GOAL OF THE EXERCISE>
In the records below, find each line with the word "icon" and copy it.

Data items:
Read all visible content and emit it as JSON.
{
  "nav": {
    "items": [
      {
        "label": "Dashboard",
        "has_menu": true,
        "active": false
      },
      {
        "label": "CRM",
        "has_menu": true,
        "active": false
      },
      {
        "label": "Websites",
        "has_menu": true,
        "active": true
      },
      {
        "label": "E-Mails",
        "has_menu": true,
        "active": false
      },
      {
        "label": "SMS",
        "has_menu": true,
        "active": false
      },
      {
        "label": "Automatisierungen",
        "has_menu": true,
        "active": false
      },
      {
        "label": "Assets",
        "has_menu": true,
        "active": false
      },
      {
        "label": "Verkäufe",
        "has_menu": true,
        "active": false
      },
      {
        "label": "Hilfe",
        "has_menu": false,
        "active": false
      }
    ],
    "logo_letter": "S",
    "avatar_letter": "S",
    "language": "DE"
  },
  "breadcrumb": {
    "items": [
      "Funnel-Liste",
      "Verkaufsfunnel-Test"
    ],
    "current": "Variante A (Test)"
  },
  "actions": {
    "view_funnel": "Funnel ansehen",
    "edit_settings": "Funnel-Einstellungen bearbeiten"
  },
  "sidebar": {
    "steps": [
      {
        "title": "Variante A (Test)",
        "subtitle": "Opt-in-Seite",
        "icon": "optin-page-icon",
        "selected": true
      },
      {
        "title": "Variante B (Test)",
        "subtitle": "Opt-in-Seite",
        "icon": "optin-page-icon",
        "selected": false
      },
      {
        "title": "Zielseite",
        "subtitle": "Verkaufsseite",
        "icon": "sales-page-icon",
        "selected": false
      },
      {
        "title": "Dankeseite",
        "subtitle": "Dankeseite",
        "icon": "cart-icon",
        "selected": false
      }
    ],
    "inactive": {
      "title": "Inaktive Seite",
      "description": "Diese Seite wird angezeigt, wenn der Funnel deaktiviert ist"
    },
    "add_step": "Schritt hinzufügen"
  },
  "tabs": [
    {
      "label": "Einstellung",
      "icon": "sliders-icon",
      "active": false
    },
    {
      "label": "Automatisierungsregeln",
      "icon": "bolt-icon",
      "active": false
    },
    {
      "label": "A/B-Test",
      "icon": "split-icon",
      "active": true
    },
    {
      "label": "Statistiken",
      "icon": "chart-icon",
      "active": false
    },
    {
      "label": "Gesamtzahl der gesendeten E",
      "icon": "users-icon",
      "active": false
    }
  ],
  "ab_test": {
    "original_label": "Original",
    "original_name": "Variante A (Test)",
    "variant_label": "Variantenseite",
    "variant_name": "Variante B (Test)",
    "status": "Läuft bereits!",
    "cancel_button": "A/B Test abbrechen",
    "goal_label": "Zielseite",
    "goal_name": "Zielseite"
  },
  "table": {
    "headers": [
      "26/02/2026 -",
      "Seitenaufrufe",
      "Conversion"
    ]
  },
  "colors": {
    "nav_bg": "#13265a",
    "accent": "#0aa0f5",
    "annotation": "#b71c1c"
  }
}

WRITTEN ANSWER>
        "icon": "optin-page-icon",
        "icon": "optin-page-icon",
        "icon": "sales-page-icon",
        "icon": "cart-icon",
      "icon": "sliders-icon",
      "icon": "bolt-icon",
      "icon": "split-icon",
      "icon": "chart-icon",
      "icon": "users-icon",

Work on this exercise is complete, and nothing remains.